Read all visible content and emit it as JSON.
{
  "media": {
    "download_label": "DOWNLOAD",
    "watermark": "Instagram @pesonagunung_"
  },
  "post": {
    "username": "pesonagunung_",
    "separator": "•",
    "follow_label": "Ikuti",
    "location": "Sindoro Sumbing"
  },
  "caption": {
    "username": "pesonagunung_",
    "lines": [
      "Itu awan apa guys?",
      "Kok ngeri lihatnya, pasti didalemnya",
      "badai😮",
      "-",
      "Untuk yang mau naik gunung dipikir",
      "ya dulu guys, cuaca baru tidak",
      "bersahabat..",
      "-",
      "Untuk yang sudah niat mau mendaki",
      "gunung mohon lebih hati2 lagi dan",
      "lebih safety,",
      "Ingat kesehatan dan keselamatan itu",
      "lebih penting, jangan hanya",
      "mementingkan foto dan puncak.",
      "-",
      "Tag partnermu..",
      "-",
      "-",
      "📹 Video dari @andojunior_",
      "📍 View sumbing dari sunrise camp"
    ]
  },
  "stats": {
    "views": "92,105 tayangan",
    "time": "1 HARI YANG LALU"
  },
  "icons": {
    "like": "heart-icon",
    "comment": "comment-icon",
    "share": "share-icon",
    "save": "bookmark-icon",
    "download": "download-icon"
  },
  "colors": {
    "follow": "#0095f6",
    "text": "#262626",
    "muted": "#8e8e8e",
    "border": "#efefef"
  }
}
○ ○ ○ ○ ○ ○ ○
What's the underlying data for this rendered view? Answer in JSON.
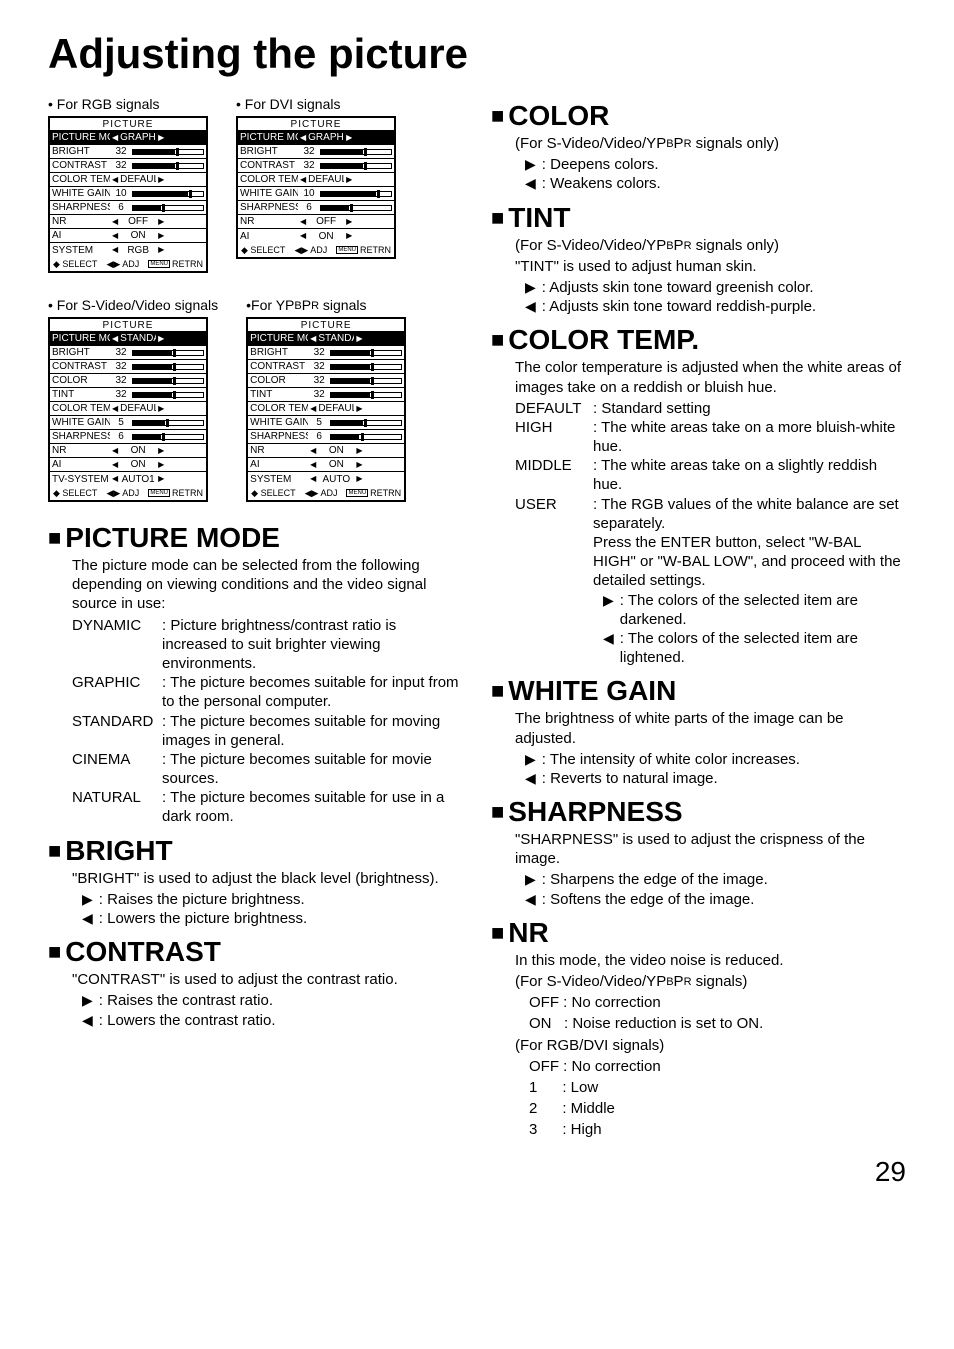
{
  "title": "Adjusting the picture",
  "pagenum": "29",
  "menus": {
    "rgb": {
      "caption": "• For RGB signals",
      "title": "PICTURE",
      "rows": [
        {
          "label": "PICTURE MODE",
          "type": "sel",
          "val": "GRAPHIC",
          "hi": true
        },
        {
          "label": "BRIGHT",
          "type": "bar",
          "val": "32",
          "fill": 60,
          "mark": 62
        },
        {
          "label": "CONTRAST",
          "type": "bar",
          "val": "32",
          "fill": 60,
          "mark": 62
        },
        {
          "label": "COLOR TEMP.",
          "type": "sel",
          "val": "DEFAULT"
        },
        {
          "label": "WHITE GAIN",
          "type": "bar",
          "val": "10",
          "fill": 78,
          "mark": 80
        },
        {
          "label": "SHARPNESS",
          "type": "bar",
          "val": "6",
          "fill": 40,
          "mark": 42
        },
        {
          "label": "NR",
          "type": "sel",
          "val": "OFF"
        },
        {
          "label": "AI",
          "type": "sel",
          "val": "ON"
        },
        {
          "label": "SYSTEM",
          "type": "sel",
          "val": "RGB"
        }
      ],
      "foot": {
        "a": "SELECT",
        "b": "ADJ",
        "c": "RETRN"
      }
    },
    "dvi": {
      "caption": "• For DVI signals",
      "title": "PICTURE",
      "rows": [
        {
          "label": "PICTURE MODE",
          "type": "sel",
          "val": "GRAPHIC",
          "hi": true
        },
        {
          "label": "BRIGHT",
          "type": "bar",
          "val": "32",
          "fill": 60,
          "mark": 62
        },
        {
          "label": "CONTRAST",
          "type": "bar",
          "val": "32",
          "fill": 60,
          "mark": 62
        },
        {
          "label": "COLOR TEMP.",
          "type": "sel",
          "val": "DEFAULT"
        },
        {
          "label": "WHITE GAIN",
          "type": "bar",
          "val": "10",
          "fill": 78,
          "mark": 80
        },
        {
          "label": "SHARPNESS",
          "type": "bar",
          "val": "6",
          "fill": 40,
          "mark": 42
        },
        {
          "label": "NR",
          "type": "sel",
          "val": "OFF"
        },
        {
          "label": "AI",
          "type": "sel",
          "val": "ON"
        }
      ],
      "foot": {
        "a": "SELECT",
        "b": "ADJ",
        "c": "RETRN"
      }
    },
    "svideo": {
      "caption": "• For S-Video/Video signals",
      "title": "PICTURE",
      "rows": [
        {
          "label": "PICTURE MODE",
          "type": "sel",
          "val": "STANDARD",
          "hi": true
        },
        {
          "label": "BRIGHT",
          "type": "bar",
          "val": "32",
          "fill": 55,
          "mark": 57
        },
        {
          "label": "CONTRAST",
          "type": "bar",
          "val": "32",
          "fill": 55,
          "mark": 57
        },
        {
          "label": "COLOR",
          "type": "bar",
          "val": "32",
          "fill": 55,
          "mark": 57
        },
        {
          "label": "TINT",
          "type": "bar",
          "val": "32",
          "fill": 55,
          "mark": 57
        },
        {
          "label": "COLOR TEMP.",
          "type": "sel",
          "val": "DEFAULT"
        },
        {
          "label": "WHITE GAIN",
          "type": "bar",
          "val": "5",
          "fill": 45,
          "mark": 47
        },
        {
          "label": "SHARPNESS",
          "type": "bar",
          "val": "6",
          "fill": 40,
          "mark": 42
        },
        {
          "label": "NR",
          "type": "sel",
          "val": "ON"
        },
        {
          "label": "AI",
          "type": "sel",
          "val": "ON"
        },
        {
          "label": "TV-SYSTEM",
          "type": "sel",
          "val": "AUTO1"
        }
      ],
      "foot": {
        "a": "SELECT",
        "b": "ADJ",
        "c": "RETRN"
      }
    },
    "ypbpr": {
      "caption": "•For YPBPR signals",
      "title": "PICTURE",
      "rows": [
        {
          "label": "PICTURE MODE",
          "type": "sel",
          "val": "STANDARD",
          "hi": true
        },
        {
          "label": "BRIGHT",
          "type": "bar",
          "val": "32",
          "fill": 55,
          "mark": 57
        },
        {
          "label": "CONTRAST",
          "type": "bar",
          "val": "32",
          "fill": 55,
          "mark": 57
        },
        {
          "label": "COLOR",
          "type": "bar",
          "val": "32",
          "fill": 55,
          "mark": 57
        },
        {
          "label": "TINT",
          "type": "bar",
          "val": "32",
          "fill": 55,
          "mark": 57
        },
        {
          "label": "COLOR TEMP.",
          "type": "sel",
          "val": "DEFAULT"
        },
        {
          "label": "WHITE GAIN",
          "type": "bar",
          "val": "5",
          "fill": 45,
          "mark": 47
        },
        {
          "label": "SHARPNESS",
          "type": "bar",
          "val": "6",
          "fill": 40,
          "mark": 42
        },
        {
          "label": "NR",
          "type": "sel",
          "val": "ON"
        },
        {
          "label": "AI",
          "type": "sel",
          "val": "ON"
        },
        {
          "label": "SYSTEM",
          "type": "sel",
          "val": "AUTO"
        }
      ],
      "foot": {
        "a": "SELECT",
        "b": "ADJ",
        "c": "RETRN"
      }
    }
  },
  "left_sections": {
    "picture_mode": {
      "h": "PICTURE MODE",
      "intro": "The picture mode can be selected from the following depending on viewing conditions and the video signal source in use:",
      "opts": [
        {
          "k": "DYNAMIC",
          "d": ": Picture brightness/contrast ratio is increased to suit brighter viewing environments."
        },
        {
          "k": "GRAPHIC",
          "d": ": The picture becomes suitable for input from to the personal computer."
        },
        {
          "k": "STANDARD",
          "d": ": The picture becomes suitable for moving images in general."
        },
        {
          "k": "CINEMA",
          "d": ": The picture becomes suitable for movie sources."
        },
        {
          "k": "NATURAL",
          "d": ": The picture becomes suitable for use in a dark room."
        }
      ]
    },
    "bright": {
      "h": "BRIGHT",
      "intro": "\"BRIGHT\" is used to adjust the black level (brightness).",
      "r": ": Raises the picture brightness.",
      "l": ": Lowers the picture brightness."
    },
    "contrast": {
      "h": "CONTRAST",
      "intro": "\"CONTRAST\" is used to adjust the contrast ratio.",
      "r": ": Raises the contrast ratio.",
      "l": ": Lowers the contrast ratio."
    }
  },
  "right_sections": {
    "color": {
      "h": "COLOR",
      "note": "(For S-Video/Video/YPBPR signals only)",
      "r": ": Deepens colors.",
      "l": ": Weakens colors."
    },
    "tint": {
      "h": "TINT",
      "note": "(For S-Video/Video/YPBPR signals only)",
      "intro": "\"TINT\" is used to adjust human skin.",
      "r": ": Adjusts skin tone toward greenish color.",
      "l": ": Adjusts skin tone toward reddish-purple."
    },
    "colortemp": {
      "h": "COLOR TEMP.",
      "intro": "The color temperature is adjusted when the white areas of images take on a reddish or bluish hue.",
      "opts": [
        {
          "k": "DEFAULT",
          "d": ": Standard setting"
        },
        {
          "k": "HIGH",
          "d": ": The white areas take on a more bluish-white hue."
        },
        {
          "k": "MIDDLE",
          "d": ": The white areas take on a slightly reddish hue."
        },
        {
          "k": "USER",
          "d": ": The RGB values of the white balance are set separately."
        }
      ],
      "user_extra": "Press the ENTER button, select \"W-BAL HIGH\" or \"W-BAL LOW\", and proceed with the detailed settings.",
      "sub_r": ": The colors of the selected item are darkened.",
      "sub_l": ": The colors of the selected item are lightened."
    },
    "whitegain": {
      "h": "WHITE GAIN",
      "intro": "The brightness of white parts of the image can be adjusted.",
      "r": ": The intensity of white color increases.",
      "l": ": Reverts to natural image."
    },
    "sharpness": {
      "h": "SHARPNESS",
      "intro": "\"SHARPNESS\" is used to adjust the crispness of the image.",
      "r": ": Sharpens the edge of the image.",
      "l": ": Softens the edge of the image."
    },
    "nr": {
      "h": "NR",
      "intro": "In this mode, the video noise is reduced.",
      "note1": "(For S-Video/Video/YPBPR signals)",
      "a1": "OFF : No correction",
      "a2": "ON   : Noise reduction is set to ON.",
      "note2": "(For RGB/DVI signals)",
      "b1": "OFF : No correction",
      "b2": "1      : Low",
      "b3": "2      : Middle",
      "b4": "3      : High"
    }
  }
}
○ ○ ○ ○ ○ ○ ○
▶ _Objective_: Only the number is wanted: how many lines in the preceding entries hold the string "images"?

▶ _Solution_: 2